"Biopoésie", Eduardo Kac, Formules, N° 10, juin 2006, pp. 425-430, "Littérature Numérique et caetera", Paris. Première publication: Cybertext Yearbook 2002-03, Edited by Markku Eskelinen & Raine Koskimaa, University of Jyvaskyla, Finland, 2003, pp. 184-185.

BIOPOÉSIE

Eduardo Kac


Depuis les années 1980, la poésie s’est nettement éloignée de la page imprimée. Avec les nouveaux environnements offerts à l’écriture comme à la lecture, du minitel jusqu’au PC, nous avons vu se développer de nouveaux langages poétiques. La vidéo, l’holographie, la programmation, le Web ont étendu encore les possibilités de cette nouvelle poésie et l’accès à ses productions. Aujourd’hui, dans un univers de clones, de chimères et de créatures transgéniques, il est temps d’envisager de nouvelles directions pour la poésie in vivo. Je propose ci-dessous, à cet effet, divers recours à la biotechnologie et aux organismes vivants, nouveaux domaines de création verbale, paraverbale et non-verbale.

1) Performance microbotique : A écrire et présenter, avec un micro-robot, dans la langue des abeilles, pour un public d’abeilles, comme une danse à demi fonctionnelle, à demi fictionnelle.

● Exercice court:
D'après le texte cité sur la biopoésie, depuis quand la poésie s'est-elle nettement éloignée de la page imprimée ?

● Données fournies:
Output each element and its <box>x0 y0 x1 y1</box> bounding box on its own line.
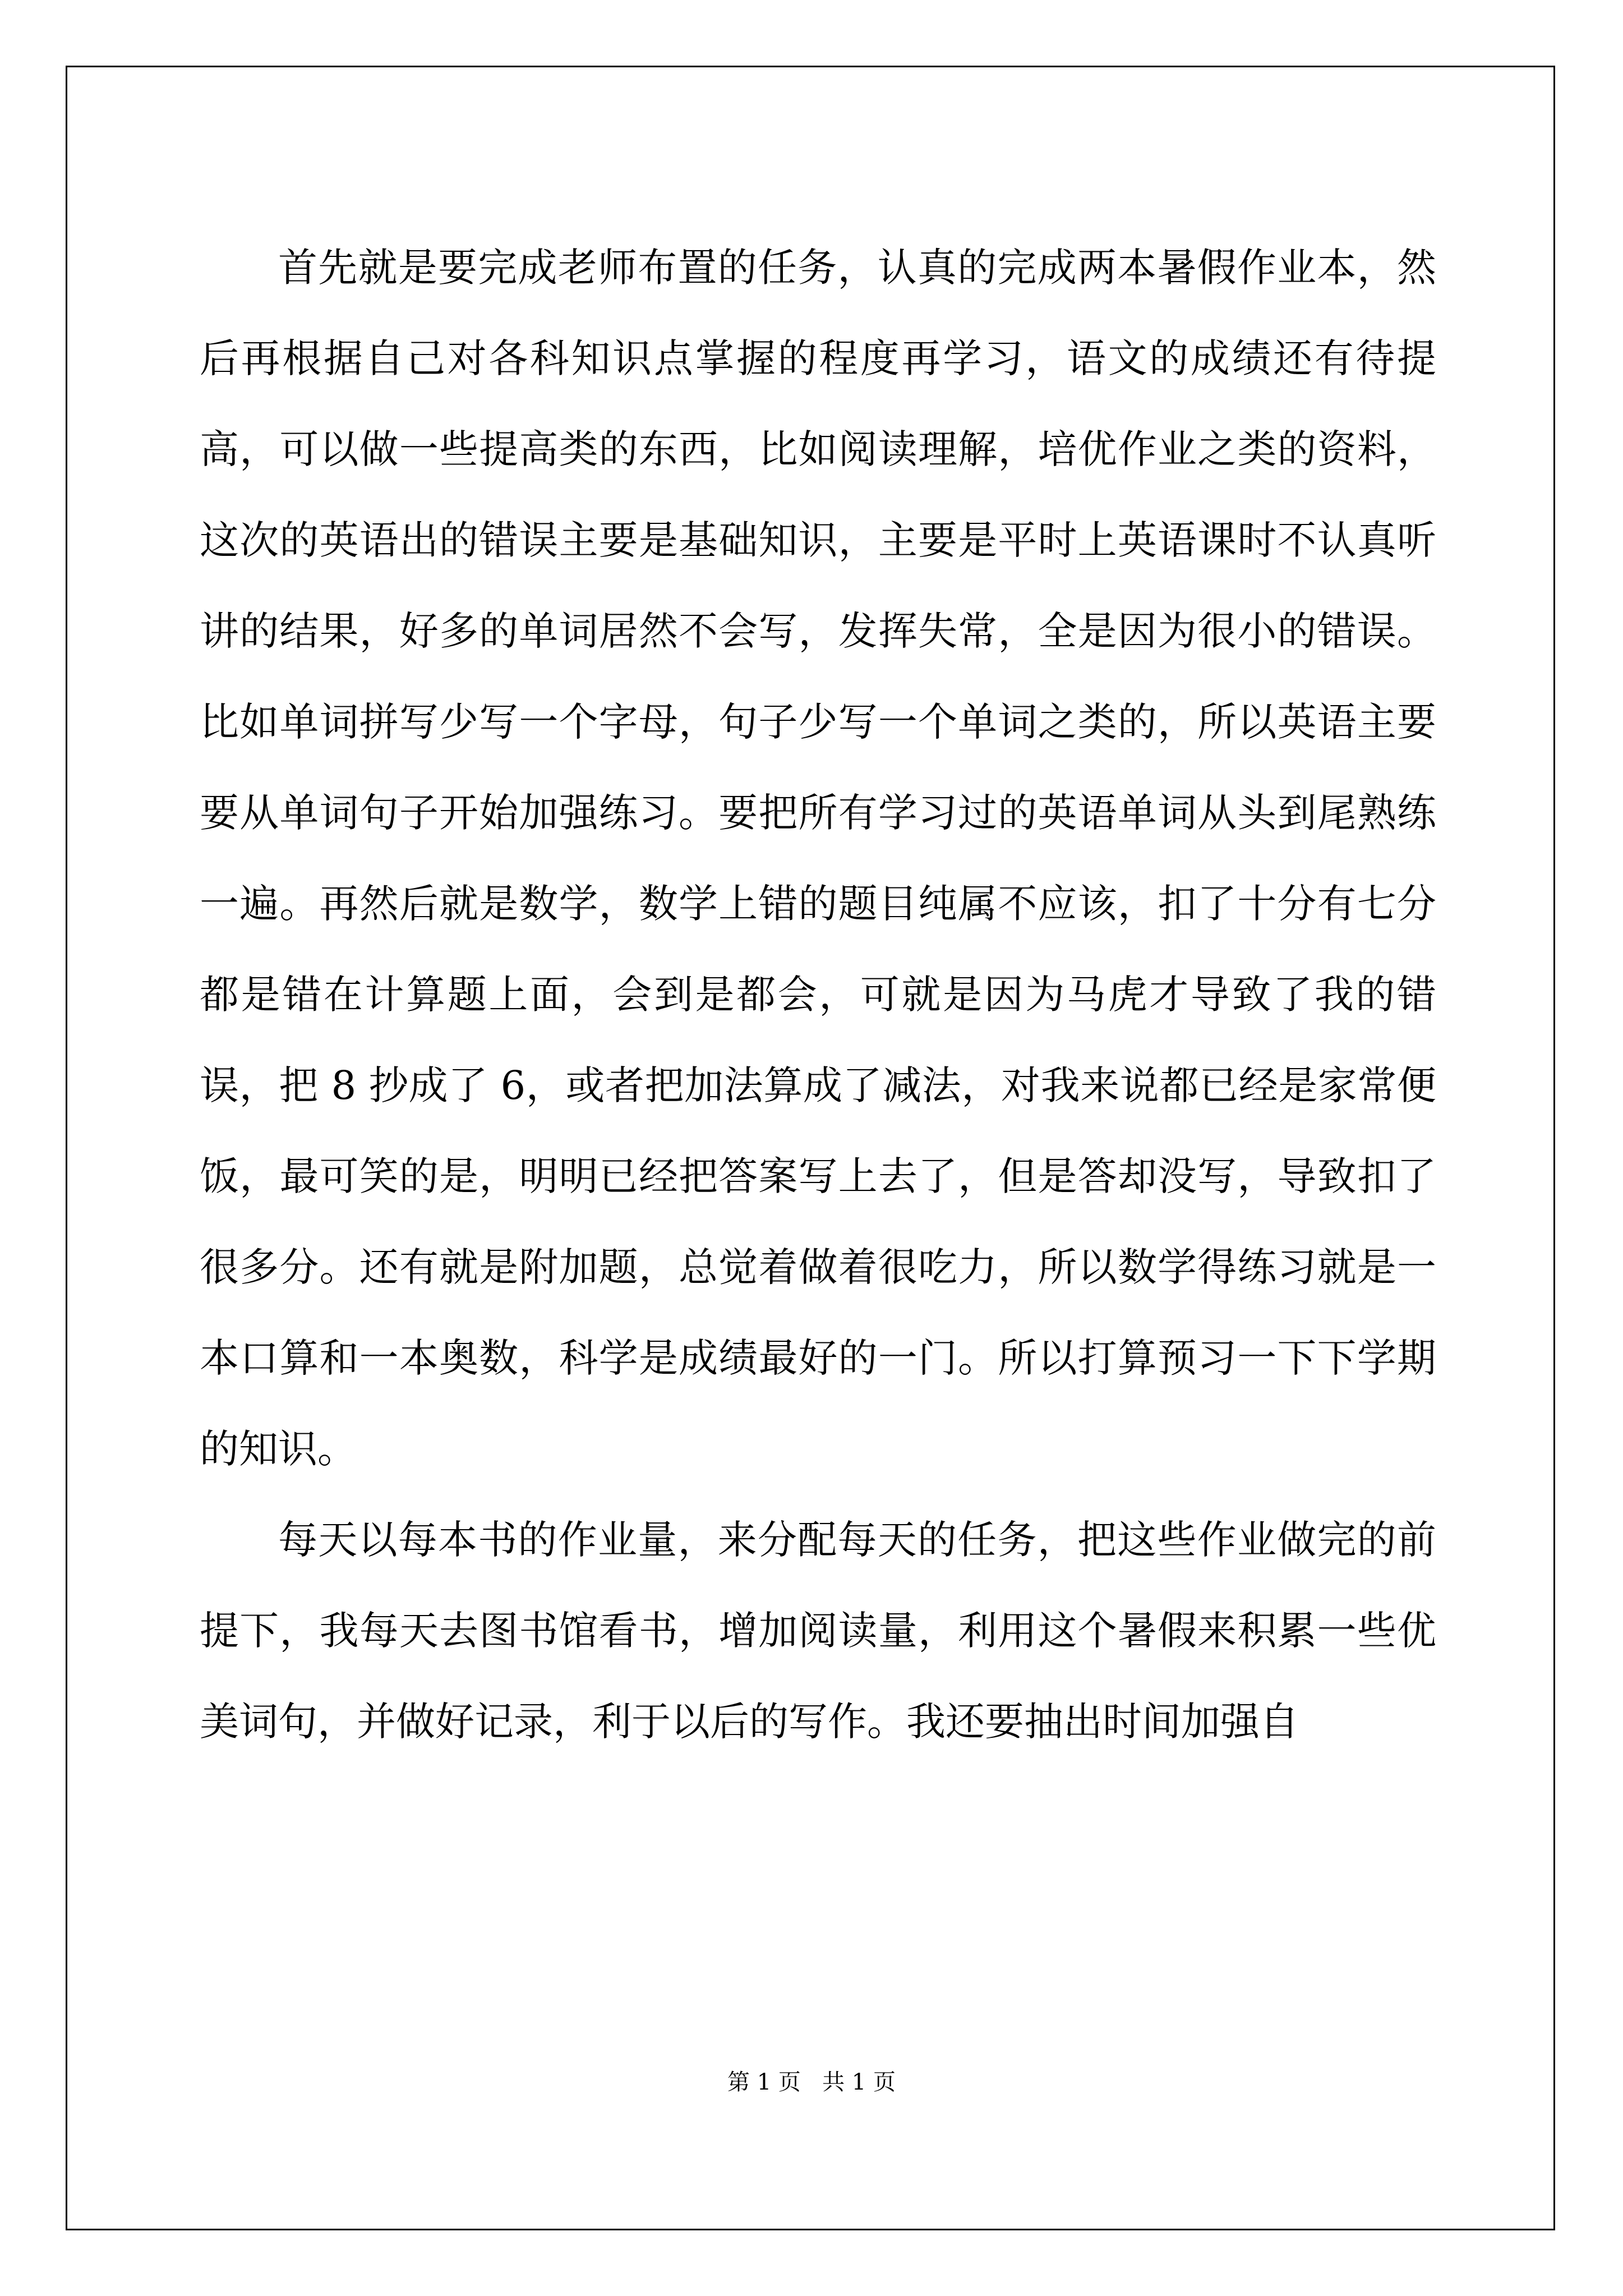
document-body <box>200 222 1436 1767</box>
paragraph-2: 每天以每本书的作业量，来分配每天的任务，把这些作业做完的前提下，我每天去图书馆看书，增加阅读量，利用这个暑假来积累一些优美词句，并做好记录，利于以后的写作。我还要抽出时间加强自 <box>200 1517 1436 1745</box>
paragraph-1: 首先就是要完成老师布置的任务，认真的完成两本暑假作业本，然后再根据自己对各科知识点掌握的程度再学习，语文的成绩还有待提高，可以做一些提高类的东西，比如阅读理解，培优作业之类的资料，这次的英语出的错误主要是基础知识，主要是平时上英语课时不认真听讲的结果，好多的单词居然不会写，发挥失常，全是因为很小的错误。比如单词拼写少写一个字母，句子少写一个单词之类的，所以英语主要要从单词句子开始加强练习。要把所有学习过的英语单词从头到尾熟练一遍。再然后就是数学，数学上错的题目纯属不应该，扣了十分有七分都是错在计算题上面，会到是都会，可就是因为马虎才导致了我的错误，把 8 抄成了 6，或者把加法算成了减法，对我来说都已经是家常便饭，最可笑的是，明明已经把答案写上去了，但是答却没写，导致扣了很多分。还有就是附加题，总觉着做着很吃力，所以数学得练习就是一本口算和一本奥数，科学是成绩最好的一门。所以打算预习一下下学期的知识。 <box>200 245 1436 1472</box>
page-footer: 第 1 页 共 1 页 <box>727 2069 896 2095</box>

* * *

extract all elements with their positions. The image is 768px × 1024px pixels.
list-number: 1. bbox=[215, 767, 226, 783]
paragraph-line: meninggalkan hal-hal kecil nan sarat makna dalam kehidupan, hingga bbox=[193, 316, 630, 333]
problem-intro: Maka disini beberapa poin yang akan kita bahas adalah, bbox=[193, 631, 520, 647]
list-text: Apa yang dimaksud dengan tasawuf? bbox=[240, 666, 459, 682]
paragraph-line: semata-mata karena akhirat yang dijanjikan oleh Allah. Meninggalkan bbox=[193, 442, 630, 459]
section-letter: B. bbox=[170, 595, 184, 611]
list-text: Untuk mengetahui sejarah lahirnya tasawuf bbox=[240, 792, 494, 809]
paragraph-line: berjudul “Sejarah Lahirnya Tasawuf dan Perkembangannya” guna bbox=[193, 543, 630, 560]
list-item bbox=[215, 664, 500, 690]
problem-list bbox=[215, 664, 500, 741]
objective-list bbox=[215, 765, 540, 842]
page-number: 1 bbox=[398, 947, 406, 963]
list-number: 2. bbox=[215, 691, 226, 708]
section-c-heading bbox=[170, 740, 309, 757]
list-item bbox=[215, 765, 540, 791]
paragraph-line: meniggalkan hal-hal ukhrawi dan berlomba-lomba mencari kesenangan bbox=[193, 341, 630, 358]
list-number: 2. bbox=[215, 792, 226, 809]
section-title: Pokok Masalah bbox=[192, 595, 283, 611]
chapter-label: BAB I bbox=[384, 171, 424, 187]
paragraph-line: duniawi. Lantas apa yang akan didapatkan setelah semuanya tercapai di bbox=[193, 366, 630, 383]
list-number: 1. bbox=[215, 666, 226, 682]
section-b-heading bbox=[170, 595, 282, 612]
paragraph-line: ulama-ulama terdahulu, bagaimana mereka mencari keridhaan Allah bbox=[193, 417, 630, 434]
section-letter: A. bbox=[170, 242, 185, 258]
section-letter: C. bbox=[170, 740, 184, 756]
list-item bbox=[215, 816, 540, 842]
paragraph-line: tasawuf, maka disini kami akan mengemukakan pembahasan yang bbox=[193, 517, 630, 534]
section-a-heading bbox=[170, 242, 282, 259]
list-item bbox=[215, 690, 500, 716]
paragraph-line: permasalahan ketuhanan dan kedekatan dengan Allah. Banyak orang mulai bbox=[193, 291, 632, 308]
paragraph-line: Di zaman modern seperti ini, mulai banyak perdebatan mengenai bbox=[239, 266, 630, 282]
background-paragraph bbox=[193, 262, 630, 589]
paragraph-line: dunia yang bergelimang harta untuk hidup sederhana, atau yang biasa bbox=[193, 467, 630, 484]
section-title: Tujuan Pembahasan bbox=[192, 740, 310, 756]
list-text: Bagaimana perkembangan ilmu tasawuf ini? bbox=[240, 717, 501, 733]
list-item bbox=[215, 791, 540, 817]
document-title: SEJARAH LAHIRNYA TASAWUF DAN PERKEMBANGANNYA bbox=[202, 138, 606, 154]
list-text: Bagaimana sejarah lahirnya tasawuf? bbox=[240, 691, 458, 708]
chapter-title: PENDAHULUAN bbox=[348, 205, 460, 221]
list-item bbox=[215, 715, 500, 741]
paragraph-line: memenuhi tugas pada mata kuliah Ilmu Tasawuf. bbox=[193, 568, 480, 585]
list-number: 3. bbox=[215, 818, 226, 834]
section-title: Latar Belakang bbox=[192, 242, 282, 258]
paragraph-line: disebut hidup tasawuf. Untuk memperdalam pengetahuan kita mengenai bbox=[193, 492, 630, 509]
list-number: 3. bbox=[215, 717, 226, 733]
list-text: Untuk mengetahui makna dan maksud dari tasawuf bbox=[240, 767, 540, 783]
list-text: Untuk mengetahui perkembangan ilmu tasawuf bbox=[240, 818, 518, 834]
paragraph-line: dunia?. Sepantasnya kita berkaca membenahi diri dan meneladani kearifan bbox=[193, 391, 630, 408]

● Réponse complète:
Depuis les années 1980.